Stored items
-- Start --
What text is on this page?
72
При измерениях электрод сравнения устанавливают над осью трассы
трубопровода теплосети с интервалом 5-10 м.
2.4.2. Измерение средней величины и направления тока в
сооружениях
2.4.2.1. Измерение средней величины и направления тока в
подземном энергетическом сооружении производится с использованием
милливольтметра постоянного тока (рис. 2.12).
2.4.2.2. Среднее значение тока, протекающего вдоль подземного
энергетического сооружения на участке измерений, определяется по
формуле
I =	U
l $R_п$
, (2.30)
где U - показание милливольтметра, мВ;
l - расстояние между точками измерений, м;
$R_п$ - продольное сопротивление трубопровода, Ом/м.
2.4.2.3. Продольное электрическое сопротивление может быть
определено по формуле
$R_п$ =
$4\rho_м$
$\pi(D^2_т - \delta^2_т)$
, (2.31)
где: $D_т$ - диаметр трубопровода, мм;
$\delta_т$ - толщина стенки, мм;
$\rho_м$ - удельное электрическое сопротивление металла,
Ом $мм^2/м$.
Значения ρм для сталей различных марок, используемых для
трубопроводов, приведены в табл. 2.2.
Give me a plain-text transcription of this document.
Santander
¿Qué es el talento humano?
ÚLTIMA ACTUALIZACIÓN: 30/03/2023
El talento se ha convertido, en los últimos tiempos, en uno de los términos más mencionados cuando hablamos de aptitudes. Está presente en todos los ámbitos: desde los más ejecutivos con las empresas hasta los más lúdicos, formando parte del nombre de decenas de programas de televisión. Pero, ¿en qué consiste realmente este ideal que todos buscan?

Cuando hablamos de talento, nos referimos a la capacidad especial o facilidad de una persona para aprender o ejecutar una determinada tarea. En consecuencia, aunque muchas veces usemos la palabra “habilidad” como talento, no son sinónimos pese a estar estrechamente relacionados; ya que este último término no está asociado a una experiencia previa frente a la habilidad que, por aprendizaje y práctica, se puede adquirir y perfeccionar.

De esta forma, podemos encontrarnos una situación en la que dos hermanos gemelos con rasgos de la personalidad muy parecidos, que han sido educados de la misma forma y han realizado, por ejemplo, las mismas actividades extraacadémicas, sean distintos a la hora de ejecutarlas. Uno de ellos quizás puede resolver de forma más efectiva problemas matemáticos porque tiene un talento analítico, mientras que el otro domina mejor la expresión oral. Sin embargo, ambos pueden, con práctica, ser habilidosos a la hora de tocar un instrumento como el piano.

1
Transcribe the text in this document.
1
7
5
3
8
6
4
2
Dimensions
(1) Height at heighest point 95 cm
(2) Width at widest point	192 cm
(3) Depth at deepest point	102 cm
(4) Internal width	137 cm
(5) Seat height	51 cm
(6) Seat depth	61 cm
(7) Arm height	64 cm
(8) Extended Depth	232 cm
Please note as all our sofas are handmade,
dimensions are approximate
-- End --
- [TASK STATEMENT]: Would you reproduce all the entries exactly?

- [OUTPUT OF THE EXERCISE]:
What text is on this page?
72
При измерениях электрод сравнения устанавливают над осью трассы
трубопровода теплосети с интервалом 5-10 м.
2.4.2. Измерение средней величины и направления тока в
сооружениях
2.4.2.1. Измерение средней величины и направления тока в
подземном энергетическом сооружении производится с использованием
милливольтметра постоянного тока (рис. 2.12).
2.4.2.2. Среднее значение тока, протекающего вдоль подземного
энергетического сооружения на участке измерений, определяется по
формуле
I =	U
l $R_п$
, (2.30)
где U - показание милливольтметра, мВ;
l - расстояние между точками измерений, м;
$R_п$ - продольное сопротивление трубопровода, Ом/м.
2.4.2.3. Продольное электрическое сопротивление может быть
определено по формуле
$R_п$ =
$4\rho_м$
$\pi(D^2_т - \delta^2_т)$
, (2.31)
где: $D_т$ - диаметр трубопровода, мм;
$\delta_т$ - толщина стенки, мм;
$\rho_м$ - удельное электрическое сопротивление металла,
Ом $мм^2/м$.
Значения ρм для сталей различных марок, используемых для
трубопроводов, приведены в табл. 2.2.
Give me a plain-text transcription of this document.
Santander
¿Qué es el talento humano?
ÚLTIMA ACTUALIZACIÓN: 30/03/2023
El talento se ha convertido, en los últimos tiempos, en uno de los términos más mencionados cuando hablamos de aptitudes. Está presente en todos los ámbitos: desde los más ejecutivos con las empresas hasta los más lúdicos, formando parte del nombre de decenas de programas de televisión. Pero, ¿en qué consiste realmente este ideal que todos buscan?

Cuando hablamos de talento, nos referimos a la capacidad especial o facilidad de una persona para aprender o ejecutar una determinada tarea. En consecuencia, aunque muchas veces usemos la palabra “habilidad” como talento, no son sinónimos pese a estar estrechamente relacionados; ya que este último término no está asociado a una experiencia previa frente a la habilidad que, por aprendizaje y práctica, se puede adquirir y perfeccionar.

De esta forma, podemos encontrarnos una situación en la que dos hermanos gemelos con rasgos de la personalidad muy parecidos, que han sido educados de la misma forma y han realizado, por ejemplo, las mismas actividades extraacadémicas, sean distintos a la hora de ejecutarlas. Uno de ellos quizás puede resolver de forma más efectiva problemas matemáticos porque tiene un talento analítico, mientras que el otro domina mejor la expresión oral. Sin embargo, ambos pueden, con práctica, ser habilidosos a la hora de tocar un instrumento como el piano.

1
Transcribe the text in this document.
1
7
5
3
8
6
4
2
Dimensions
(1) Height at heighest point 95 cm
(2) Width at widest point	192 cm
(3) Depth at deepest point	102 cm
(4) Internal width	137 cm
(5) Seat height	51 cm
(6) Seat depth	61 cm
(7) Arm height	64 cm
(8) Extended Depth	232 cm
Please note as all our sofas are handmade,
dimensions are approximate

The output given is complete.